[begin Recorded data]

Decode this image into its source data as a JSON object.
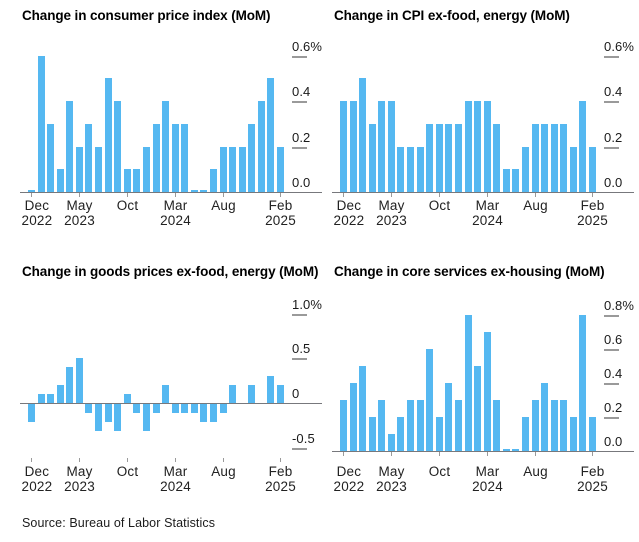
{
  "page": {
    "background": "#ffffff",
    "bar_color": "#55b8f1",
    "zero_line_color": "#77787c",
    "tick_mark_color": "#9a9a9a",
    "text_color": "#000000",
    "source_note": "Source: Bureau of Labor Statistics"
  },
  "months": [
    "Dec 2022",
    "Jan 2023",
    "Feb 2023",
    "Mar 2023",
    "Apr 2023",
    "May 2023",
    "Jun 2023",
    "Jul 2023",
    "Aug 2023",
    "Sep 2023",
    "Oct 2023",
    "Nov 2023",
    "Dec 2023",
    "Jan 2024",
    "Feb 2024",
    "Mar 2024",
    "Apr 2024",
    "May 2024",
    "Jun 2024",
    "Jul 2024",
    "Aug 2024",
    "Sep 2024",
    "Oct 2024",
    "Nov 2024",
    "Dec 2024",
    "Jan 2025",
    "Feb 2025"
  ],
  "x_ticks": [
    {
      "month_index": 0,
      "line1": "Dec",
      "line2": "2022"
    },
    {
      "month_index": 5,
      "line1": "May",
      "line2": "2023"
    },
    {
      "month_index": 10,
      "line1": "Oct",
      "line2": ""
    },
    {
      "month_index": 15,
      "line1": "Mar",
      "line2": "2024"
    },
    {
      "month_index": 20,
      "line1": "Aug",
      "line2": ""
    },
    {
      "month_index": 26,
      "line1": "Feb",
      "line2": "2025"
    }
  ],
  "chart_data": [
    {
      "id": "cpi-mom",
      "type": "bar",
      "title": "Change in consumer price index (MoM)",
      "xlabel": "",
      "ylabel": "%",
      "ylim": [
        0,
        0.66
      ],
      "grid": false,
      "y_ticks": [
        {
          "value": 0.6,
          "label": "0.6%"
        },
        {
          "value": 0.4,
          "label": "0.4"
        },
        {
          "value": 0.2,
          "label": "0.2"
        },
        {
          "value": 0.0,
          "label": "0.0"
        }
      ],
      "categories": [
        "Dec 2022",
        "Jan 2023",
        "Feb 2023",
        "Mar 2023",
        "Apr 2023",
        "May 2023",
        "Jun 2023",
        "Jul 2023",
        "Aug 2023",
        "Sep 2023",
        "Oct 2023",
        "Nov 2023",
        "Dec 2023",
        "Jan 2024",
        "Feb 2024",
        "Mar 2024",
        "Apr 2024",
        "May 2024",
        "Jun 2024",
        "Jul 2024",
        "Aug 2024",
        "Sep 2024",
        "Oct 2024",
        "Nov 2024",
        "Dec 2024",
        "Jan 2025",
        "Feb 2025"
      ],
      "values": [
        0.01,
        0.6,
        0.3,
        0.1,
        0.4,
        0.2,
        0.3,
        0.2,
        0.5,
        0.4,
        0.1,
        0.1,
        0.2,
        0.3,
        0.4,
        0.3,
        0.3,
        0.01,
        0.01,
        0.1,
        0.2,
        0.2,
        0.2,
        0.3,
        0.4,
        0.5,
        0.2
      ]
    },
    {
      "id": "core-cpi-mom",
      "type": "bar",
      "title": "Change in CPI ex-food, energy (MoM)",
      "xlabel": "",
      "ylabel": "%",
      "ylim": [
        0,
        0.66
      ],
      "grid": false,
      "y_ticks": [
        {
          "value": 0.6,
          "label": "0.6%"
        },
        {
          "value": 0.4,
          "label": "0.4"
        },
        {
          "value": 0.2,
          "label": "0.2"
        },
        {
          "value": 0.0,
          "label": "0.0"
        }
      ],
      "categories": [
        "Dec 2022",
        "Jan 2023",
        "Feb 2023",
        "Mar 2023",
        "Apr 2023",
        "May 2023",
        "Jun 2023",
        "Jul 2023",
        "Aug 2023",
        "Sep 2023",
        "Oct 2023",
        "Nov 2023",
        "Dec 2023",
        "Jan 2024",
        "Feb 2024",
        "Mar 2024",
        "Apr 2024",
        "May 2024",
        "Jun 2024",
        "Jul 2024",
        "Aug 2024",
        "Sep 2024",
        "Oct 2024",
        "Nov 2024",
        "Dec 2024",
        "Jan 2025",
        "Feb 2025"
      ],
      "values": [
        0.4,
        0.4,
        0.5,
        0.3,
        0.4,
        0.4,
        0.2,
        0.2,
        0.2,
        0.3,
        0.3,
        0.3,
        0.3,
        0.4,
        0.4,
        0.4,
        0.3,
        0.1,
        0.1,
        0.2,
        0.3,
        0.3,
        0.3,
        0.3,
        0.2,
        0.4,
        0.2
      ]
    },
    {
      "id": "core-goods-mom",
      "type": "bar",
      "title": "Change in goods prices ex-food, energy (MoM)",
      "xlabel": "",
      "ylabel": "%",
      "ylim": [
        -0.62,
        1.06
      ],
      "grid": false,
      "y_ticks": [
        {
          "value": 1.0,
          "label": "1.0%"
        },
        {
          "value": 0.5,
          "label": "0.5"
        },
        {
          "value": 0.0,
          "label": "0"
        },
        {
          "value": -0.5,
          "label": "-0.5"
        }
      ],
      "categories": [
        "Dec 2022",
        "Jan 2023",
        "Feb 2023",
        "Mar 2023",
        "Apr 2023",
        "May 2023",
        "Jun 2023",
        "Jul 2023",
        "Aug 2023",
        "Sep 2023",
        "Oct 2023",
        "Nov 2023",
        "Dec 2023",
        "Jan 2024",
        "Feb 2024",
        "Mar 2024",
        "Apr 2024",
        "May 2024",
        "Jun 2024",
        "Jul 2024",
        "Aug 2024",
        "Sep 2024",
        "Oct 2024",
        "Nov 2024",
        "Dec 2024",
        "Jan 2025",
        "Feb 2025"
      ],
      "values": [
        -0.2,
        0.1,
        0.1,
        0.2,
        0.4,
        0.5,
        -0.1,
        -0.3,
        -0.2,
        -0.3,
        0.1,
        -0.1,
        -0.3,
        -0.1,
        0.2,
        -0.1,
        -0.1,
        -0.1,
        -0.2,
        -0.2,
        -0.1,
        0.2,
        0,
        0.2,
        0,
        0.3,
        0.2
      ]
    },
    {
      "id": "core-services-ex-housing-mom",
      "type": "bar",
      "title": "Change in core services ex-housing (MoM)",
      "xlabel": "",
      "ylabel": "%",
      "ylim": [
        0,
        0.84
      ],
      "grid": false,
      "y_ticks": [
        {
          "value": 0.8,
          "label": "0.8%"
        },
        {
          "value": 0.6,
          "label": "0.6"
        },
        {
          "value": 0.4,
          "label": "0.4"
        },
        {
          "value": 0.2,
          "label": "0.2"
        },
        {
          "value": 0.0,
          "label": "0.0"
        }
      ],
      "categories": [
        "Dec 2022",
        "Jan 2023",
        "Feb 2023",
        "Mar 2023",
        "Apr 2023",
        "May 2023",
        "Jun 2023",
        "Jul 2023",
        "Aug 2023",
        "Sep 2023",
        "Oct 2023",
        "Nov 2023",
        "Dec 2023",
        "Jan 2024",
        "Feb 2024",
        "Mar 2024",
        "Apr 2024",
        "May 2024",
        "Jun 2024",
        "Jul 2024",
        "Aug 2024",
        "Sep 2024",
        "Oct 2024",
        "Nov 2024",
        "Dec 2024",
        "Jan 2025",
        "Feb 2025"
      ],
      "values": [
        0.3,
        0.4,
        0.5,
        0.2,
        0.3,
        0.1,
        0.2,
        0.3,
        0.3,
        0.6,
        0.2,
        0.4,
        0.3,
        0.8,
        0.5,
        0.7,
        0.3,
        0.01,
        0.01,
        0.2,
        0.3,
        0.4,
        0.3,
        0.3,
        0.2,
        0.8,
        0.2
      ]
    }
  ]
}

[end Recorded data]
[begin Recorded data]

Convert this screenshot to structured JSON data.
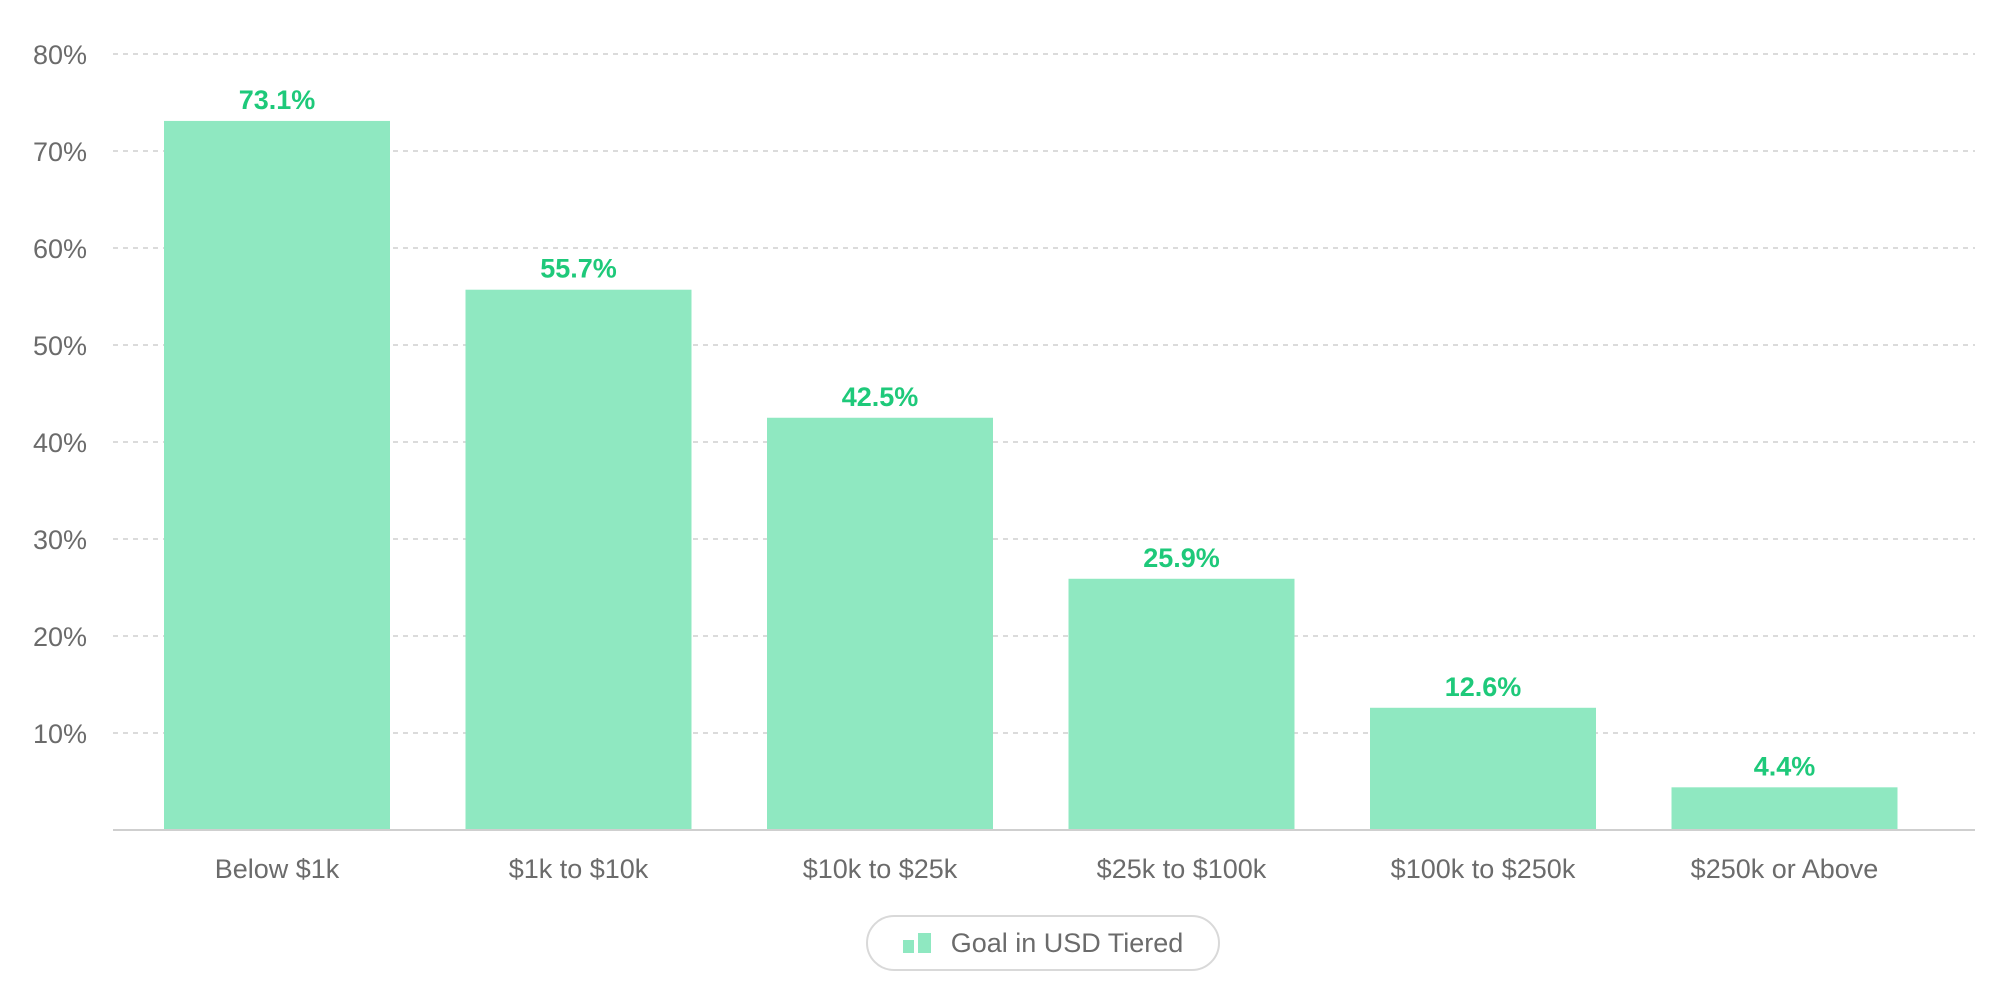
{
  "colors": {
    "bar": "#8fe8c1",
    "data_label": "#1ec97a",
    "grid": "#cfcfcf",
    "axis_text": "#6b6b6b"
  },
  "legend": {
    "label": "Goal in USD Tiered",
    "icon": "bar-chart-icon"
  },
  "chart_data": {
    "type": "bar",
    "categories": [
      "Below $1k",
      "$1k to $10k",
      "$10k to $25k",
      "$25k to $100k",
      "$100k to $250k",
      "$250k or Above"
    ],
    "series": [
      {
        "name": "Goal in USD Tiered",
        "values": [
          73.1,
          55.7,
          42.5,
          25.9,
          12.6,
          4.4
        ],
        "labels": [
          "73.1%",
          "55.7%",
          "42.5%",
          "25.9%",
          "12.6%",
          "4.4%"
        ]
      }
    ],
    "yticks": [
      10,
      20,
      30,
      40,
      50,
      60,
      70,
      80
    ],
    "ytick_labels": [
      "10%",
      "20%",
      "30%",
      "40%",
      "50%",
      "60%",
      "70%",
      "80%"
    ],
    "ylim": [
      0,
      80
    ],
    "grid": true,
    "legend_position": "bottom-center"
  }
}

[end Recorded data]

## Problem to solve
Give the count of lines holding the word "Goal" and nothing more.

## Solved exercise
2